> [TASK TO COMPLETE]
Every line with the string "climatology" should be gathered.

------------------------------

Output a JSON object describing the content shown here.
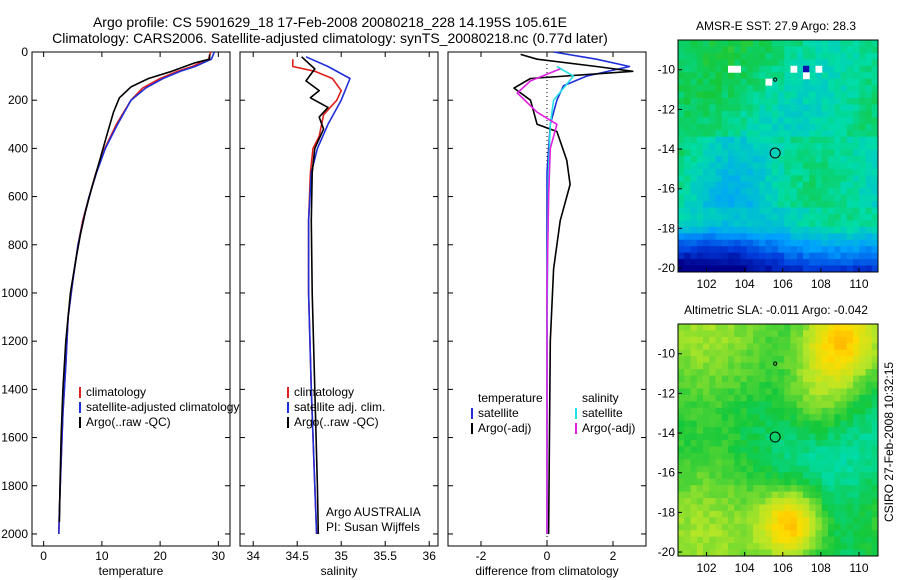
{
  "titles": {
    "line1": "Argo profile: CS 5901629_18 17-Feb-2008 20080218_228 14.195S 105.61E",
    "line2": "Climatology: CARS2006. Satellite-adjusted climatology: synTS_20080218.nc (0.77d later)"
  },
  "side_label": "CSIRO 27-Feb-2008 10:32:15",
  "colors": {
    "climatology": "#e0201b",
    "satellite": "#1f2fd8",
    "argo": "#000000",
    "satellite_cyan": "#22e0e6",
    "argo_adj_magenta": "#e020e0"
  },
  "chart_data": [
    {
      "type": "line",
      "xlabel": "temperature",
      "ylabel": "",
      "xlim": [
        -2,
        32
      ],
      "ylim": [
        2050,
        0
      ],
      "xticks": [
        "0",
        "10",
        "20",
        "30"
      ],
      "yticks": [
        "0",
        "200",
        "400",
        "600",
        "800",
        "1000",
        "1200",
        "1400",
        "1600",
        "1800",
        "2000"
      ],
      "legend": [
        "climatology",
        "satellite-adjusted climatology",
        "Argo(..raw -QC)"
      ],
      "series": [
        {
          "name": "climatology",
          "color": "red",
          "points": [
            [
              28.7,
              0
            ],
            [
              28.3,
              30
            ],
            [
              25.5,
              60
            ],
            [
              23,
              80
            ],
            [
              20,
              110
            ],
            [
              17,
              150
            ],
            [
              15,
              200
            ],
            [
              12.5,
              300
            ],
            [
              10.5,
              400
            ],
            [
              9,
              500
            ],
            [
              7.8,
              600
            ],
            [
              6.7,
              700
            ],
            [
              5.9,
              800
            ],
            [
              5,
              950
            ],
            [
              4.2,
              1100
            ],
            [
              3.8,
              1300
            ],
            [
              3.3,
              1500
            ],
            [
              3,
              1700
            ],
            [
              2.7,
              1900
            ],
            [
              2.6,
              2000
            ]
          ]
        },
        {
          "name": "satellite-adjusted climatology",
          "color": "blue",
          "points": [
            [
              29.3,
              0
            ],
            [
              28.8,
              30
            ],
            [
              26,
              60
            ],
            [
              23.5,
              80
            ],
            [
              20.5,
              110
            ],
            [
              17.5,
              150
            ],
            [
              15,
              200
            ],
            [
              12.7,
              300
            ],
            [
              10.6,
              400
            ],
            [
              9.1,
              500
            ],
            [
              7.8,
              600
            ],
            [
              6.8,
              700
            ],
            [
              5.9,
              800
            ],
            [
              5,
              950
            ],
            [
              4.2,
              1100
            ],
            [
              3.8,
              1300
            ],
            [
              3.3,
              1500
            ],
            [
              3,
              1700
            ],
            [
              2.7,
              1900
            ],
            [
              2.6,
              2000
            ]
          ]
        },
        {
          "name": "Argo(..raw -QC)",
          "color": "black",
          "points": [
            [
              28.5,
              10
            ],
            [
              28.5,
              30
            ],
            [
              26,
              45
            ],
            [
              22,
              80
            ],
            [
              18,
              110
            ],
            [
              15,
              145
            ],
            [
              13,
              190
            ],
            [
              12,
              250
            ],
            [
              10.8,
              350
            ],
            [
              9.5,
              460
            ],
            [
              8.3,
              560
            ],
            [
              7.2,
              660
            ],
            [
              6.3,
              760
            ],
            [
              5.4,
              880
            ],
            [
              4.6,
              1000
            ],
            [
              3.8,
              1200
            ],
            [
              3.3,
              1400
            ],
            [
              3,
              1600
            ],
            [
              2.8,
              1800
            ],
            [
              2.7,
              1950
            ]
          ]
        }
      ]
    },
    {
      "type": "line",
      "xlabel": "salinity",
      "ylabel": "",
      "xlim": [
        33.85,
        36.1
      ],
      "ylim": [
        2050,
        0
      ],
      "xticks": [
        "34",
        "34.5",
        "35",
        "35.5",
        "36"
      ],
      "yticks": [],
      "legend": [
        "climatology",
        "satellite adj. clim.",
        "Argo(..raw -QC)"
      ],
      "annotations": [
        "Argo AUSTRALIA",
        "PI: Susan Wijffels"
      ],
      "series": [
        {
          "name": "climatology",
          "color": "red",
          "points": [
            [
              34.45,
              30
            ],
            [
              34.45,
              60
            ],
            [
              34.7,
              80
            ],
            [
              34.9,
              110
            ],
            [
              35,
              160
            ],
            [
              34.95,
              200
            ],
            [
              34.8,
              260
            ],
            [
              34.75,
              350
            ],
            [
              34.68,
              400
            ],
            [
              34.65,
              500
            ],
            [
              34.63,
              700
            ],
            [
              34.63,
              1000
            ],
            [
              34.66,
              1400
            ],
            [
              34.7,
              1800
            ],
            [
              34.72,
              2000
            ]
          ]
        },
        {
          "name": "satellite adj. clim.",
          "color": "blue",
          "points": [
            [
              34.6,
              20
            ],
            [
              34.85,
              60
            ],
            [
              35.1,
              110
            ],
            [
              35.0,
              200
            ],
            [
              34.85,
              300
            ],
            [
              34.73,
              400
            ],
            [
              34.66,
              500
            ],
            [
              34.63,
              700
            ],
            [
              34.63,
              1000
            ],
            [
              34.66,
              1400
            ],
            [
              34.7,
              1800
            ],
            [
              34.72,
              2000
            ]
          ]
        },
        {
          "name": "Argo(..raw -QC)",
          "color": "black",
          "points": [
            [
              34.55,
              20
            ],
            [
              34.7,
              70
            ],
            [
              34.6,
              120
            ],
            [
              34.75,
              160
            ],
            [
              34.65,
              190
            ],
            [
              34.85,
              230
            ],
            [
              34.75,
              270
            ],
            [
              34.8,
              320
            ],
            [
              34.7,
              400
            ],
            [
              34.67,
              500
            ],
            [
              34.66,
              700
            ],
            [
              34.67,
              1000
            ],
            [
              34.7,
              1400
            ],
            [
              34.73,
              1800
            ],
            [
              34.74,
              2000
            ]
          ]
        }
      ]
    },
    {
      "type": "line",
      "xlabel": "difference from climatology",
      "ylabel": "",
      "xlim": [
        -3.0,
        3.0
      ],
      "ylim": [
        2050,
        0
      ],
      "xticks": [
        "-2",
        "0",
        "2"
      ],
      "yticks": [],
      "legend": [
        "temperature",
        "satellite",
        "Argo(-adj)",
        "salinity",
        "satellite",
        "Argo(-adj)"
      ],
      "series": [
        {
          "name": "satellite",
          "color": "blue",
          "points": [
            [
              0.2,
              0
            ],
            [
              1.5,
              30
            ],
            [
              2.5,
              60
            ],
            [
              1.2,
              100
            ],
            [
              0.5,
              140
            ],
            [
              0.3,
              200
            ],
            [
              0.1,
              300
            ],
            [
              0,
              500
            ],
            [
              0,
              1000
            ],
            [
              0,
              2000
            ]
          ]
        },
        {
          "name": "Argo(-adj)",
          "color": "black",
          "points": [
            [
              -0.8,
              10
            ],
            [
              -0.3,
              30
            ],
            [
              1.5,
              60
            ],
            [
              2.6,
              80
            ],
            [
              -0.5,
              110
            ],
            [
              -1.0,
              150
            ],
            [
              -0.5,
              200
            ],
            [
              -0.3,
              300
            ],
            [
              0.3,
              330
            ],
            [
              0.6,
              450
            ],
            [
              0.7,
              550
            ],
            [
              0.4,
              700
            ],
            [
              0.2,
              900
            ],
            [
              0.1,
              1200
            ],
            [
              0.05,
              2000
            ]
          ]
        },
        {
          "name": "satellite",
          "color": "cyan",
          "points": [
            [
              0.3,
              60
            ],
            [
              0.8,
              100
            ],
            [
              0.5,
              150
            ],
            [
              0.2,
              200
            ],
            [
              0.1,
              300
            ],
            [
              0.05,
              500
            ],
            [
              0.02,
              800
            ],
            [
              0,
              1200
            ],
            [
              0,
              2000
            ]
          ]
        },
        {
          "name": "Argo(-adj)",
          "color": "magenta",
          "points": [
            [
              0.4,
              70
            ],
            [
              -0.5,
              120
            ],
            [
              -0.9,
              170
            ],
            [
              -0.3,
              250
            ],
            [
              0.3,
              300
            ],
            [
              0.1,
              400
            ],
            [
              0.05,
              600
            ],
            [
              0,
              1000
            ],
            [
              0,
              2000
            ]
          ]
        }
      ]
    },
    {
      "type": "heatmap",
      "title": "AMSR-E SST: 27.9 Argo: 28.3",
      "xlim": [
        100.5,
        111
      ],
      "ylim": [
        -20.2,
        -8.5
      ],
      "xticks": [
        "102",
        "104",
        "106",
        "108",
        "110"
      ],
      "yticks": [
        "-10",
        "-12",
        "-14",
        "-16",
        "-18",
        "-20"
      ],
      "markers": [
        {
          "x": 105.6,
          "y": -14.2
        },
        {
          "x": 105.6,
          "y": -10.5
        }
      ]
    },
    {
      "type": "heatmap",
      "title": "Altimetric SLA: -0.011 Argo: -0.042",
      "xlim": [
        100.5,
        111
      ],
      "ylim": [
        -20.2,
        -8.5
      ],
      "xticks": [
        "102",
        "104",
        "106",
        "108",
        "110"
      ],
      "yticks": [
        "-10",
        "-12",
        "-14",
        "-16",
        "-18",
        "-20"
      ],
      "markers": [
        {
          "x": 105.6,
          "y": -14.2
        },
        {
          "x": 105.6,
          "y": -10.5
        }
      ]
    }
  ]
}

------------------------------

> [FINAL ANSWER]
    "line2": "Climatology: CARS2006. Satellite-adjusted climatology: synTS_20080218.nc (0.77d later)"
    "climatology": "#e0201b",
        "climatology",
        "satellite-adjusted climatology",
          "name": "climatology",
          "name": "satellite-adjusted climatology",
        "climatology",
          "name": "climatology",
      "xlabel": "difference from climatology",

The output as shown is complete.